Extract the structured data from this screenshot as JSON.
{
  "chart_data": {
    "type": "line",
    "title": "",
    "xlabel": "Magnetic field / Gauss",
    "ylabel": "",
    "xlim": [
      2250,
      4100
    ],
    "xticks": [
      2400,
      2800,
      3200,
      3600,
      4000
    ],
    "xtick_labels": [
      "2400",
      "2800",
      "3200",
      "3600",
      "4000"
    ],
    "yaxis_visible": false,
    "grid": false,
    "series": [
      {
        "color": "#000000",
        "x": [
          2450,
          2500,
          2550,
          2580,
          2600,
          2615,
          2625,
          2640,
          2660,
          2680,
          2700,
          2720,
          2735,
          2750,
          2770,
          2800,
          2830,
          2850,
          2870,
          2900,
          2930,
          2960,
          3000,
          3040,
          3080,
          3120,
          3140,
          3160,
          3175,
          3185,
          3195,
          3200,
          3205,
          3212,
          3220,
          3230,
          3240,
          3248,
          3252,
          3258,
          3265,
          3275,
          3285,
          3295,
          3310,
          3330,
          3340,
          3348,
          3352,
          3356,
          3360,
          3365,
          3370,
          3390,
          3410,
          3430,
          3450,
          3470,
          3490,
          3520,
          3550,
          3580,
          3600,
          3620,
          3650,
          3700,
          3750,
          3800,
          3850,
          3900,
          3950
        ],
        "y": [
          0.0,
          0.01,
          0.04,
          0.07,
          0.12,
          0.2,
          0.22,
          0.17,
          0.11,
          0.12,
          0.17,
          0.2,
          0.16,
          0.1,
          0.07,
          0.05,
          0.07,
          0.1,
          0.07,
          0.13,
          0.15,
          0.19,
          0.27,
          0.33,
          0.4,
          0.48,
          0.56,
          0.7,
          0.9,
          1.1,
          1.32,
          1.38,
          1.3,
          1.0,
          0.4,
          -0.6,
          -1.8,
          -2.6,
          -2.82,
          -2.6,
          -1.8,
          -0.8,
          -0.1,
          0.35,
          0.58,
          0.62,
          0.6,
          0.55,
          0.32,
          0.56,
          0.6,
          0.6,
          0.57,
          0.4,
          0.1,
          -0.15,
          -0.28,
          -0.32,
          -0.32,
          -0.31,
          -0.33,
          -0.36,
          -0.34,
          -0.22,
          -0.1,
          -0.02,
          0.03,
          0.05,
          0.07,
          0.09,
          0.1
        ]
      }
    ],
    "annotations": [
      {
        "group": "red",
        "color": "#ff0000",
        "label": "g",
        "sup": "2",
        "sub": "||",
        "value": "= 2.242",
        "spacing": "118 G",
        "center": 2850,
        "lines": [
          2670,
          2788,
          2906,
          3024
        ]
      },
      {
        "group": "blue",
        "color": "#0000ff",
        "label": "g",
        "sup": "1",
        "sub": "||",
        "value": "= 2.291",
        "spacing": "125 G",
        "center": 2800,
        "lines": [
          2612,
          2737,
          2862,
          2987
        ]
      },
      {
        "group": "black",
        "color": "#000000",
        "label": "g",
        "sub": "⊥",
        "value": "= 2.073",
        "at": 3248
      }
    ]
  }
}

## Your task
Please quote the data above in full, with no line missing.

## Solution to this task
Extract the structured data from this screenshot as JSON.
{
  "chart_data": {
    "type": "line",
    "title": "",
    "xlabel": "Magnetic field / Gauss",
    "ylabel": "",
    "xlim": [
      2250,
      4100
    ],
    "xticks": [
      2400,
      2800,
      3200,
      3600,
      4000
    ],
    "xtick_labels": [
      "2400",
      "2800",
      "3200",
      "3600",
      "4000"
    ],
    "yaxis_visible": false,
    "grid": false,
    "series": [
      {
        "color": "#000000",
        "x": [
          2450,
          2500,
          2550,
          2580,
          2600,
          2615,
          2625,
          2640,
          2660,
          2680,
          2700,
          2720,
          2735,
          2750,
          2770,
          2800,
          2830,
          2850,
          2870,
          2900,
          2930,
          2960,
          3000,
          3040,
          3080,
          3120,
          3140,
          3160,
          3175,
          3185,
          3195,
          3200,
          3205,
          3212,
          3220,
          3230,
          3240,
          3248,
          3252,
          3258,
          3265,
          3275,
          3285,
          3295,
          3310,
          3330,
          3340,
          3348,
          3352,
          3356,
          3360,
          3365,
          3370,
          3390,
          3410,
          3430,
          3450,
          3470,
          3490,
          3520,
          3550,
          3580,
          3600,
          3620,
          3650,
          3700,
          3750,
          3800,
          3850,
          3900,
          3950
        ],
        "y": [
          0.0,
          0.01,
          0.04,
          0.07,
          0.12,
          0.2,
          0.22,
          0.17,
          0.11,
          0.12,
          0.17,
          0.2,
          0.16,
          0.1,
          0.07,
          0.05,
          0.07,
          0.1,
          0.07,
          0.13,
          0.15,
          0.19,
          0.27,
          0.33,
          0.4,
          0.48,
          0.56,
          0.7,
          0.9,
          1.1,
          1.32,
          1.38,
          1.3,
          1.0,
          0.4,
          -0.6,
          -1.8,
          -2.6,
          -2.82,
          -2.6,
          -1.8,
          -0.8,
          -0.1,
          0.35,
          0.58,
          0.62,
          0.6,
          0.55,
          0.32,
          0.56,
          0.6,
          0.6,
          0.57,
          0.4,
          0.1,
          -0.15,
          -0.28,
          -0.32,
          -0.32,
          -0.31,
          -0.33,
          -0.36,
          -0.34,
          -0.22,
          -0.1,
          -0.02,
          0.03,
          0.05,
          0.07,
          0.09,
          0.1
        ]
      }
    ],
    "annotations": [
      {
        "group": "red",
        "color": "#ff0000",
        "label": "g",
        "sup": "2",
        "sub": "||",
        "value": "= 2.242",
        "spacing": "118 G",
        "center": 2850,
        "lines": [
          2670,
          2788,
          2906,
          3024
        ]
      },
      {
        "group": "blue",
        "color": "#0000ff",
        "label": "g",
        "sup": "1",
        "sub": "||",
        "value": "= 2.291",
        "spacing": "125 G",
        "center": 2800,
        "lines": [
          2612,
          2737,
          2862,
          2987
        ]
      },
      {
        "group": "black",
        "color": "#000000",
        "label": "g",
        "sub": "⊥",
        "value": "= 2.073",
        "at": 3248
      }
    ]
  }
}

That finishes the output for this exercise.